Search the data below for the word "настройку" and copy each line that holds it.

Stored items:

--------------------------------------------------

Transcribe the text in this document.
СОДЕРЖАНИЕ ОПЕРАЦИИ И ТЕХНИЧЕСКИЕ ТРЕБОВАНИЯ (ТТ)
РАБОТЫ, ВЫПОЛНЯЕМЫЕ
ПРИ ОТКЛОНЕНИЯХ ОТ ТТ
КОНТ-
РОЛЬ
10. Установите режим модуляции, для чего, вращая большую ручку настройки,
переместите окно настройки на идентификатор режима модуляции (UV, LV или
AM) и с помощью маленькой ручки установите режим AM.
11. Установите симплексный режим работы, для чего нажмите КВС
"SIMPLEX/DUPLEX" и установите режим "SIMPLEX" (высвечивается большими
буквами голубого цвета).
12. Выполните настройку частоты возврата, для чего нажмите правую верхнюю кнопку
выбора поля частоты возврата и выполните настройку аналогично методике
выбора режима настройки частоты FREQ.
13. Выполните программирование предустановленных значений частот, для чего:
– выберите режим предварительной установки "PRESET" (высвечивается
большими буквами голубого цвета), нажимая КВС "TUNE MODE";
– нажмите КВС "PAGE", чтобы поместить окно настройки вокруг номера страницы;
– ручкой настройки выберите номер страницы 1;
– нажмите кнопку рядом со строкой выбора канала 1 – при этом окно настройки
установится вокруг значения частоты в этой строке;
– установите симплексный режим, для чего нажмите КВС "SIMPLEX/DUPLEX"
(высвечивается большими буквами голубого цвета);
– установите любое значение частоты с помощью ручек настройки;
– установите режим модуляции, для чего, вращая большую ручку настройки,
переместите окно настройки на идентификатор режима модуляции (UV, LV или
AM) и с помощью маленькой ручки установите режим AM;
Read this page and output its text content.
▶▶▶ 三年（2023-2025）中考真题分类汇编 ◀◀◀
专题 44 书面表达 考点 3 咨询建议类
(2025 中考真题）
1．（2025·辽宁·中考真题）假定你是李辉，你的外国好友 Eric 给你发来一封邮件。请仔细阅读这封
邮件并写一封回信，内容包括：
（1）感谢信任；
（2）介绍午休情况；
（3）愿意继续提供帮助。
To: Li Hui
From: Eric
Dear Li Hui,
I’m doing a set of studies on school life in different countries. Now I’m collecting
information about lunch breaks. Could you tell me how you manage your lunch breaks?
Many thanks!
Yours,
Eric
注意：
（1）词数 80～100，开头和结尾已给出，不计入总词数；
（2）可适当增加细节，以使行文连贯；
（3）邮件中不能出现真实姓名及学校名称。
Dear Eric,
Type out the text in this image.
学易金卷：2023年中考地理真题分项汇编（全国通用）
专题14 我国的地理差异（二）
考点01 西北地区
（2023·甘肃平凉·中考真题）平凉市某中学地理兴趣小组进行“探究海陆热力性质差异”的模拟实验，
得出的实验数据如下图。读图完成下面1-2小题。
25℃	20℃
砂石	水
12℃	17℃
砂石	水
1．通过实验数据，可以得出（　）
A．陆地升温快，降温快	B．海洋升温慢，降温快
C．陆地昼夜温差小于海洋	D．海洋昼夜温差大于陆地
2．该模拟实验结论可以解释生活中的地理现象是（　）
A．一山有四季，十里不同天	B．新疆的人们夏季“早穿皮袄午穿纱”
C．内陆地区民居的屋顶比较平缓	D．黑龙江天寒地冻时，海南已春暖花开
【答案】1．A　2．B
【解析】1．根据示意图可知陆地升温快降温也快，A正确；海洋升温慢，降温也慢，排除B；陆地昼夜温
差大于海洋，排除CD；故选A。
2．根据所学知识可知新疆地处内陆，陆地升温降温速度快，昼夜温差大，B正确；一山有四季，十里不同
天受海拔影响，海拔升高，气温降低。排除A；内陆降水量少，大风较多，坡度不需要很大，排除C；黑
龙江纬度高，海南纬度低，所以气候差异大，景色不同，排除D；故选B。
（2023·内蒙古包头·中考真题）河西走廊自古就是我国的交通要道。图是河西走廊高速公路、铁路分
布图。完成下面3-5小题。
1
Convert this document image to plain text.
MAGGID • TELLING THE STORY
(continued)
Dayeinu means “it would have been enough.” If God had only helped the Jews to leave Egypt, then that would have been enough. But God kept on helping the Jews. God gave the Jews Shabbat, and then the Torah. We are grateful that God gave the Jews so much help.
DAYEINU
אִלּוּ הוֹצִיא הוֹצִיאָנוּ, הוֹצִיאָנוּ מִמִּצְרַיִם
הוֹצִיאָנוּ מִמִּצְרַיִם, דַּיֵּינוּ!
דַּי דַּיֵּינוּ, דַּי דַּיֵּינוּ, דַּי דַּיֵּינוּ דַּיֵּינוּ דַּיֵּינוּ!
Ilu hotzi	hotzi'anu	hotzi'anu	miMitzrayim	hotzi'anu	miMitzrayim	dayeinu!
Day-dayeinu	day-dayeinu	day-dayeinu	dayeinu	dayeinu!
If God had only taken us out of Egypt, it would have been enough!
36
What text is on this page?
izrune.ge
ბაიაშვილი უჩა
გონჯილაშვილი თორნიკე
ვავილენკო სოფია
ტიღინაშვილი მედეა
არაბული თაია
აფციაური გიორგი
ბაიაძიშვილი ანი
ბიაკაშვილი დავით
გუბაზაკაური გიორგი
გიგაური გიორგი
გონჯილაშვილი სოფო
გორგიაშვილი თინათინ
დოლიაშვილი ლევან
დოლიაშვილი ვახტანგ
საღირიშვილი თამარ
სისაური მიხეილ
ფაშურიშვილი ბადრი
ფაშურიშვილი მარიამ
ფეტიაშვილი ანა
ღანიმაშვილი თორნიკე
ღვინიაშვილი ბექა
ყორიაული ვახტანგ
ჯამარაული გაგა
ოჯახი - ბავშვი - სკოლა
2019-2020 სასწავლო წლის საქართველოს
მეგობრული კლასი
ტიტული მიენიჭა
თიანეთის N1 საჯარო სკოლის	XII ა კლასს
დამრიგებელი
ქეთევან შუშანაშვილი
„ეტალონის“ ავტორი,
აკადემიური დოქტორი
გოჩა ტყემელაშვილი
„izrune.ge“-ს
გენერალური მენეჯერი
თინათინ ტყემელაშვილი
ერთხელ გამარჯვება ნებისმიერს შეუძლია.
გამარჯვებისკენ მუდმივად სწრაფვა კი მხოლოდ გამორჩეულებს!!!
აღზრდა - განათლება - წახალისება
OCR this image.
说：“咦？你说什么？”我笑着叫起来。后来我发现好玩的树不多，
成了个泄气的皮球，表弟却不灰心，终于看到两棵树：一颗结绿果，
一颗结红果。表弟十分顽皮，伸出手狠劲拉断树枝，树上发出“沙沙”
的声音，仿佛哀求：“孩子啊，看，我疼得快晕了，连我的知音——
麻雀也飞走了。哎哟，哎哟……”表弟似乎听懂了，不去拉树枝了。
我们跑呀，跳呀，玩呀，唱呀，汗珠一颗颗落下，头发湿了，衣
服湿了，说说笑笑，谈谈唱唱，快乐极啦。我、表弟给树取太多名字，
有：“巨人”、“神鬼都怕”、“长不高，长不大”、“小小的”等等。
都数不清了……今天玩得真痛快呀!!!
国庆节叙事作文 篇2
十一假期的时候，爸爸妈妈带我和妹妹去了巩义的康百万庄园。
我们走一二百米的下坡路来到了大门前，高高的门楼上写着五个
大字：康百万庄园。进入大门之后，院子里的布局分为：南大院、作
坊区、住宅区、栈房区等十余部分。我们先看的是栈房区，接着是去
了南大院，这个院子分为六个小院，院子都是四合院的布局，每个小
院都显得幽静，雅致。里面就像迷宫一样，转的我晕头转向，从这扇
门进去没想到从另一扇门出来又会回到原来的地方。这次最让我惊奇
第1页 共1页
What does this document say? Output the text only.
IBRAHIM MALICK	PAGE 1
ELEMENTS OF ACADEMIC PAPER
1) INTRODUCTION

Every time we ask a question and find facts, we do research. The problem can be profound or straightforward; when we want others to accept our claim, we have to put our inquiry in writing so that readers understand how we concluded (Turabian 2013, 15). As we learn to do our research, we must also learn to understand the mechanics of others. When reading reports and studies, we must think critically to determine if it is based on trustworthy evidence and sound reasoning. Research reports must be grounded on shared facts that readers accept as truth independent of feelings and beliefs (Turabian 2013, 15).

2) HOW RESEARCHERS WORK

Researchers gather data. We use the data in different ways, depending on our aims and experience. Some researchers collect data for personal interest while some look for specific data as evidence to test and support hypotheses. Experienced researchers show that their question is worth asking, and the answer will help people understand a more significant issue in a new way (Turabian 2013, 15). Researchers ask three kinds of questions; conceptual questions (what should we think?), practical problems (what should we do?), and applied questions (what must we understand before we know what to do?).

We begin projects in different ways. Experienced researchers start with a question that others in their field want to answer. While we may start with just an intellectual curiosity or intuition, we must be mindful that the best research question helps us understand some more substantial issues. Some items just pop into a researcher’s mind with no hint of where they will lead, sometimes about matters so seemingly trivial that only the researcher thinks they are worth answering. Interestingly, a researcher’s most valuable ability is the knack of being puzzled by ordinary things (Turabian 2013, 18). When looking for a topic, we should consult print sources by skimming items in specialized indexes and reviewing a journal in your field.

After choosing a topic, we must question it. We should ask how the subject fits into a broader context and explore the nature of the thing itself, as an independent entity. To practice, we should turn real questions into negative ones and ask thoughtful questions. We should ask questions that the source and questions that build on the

--------------------------------------------------

Task solution:
12. Выполните настройку частоты возврата, для чего нажмите правую верхнюю кнопку
выбора поля частоты возврата и выполните настройку аналогично методике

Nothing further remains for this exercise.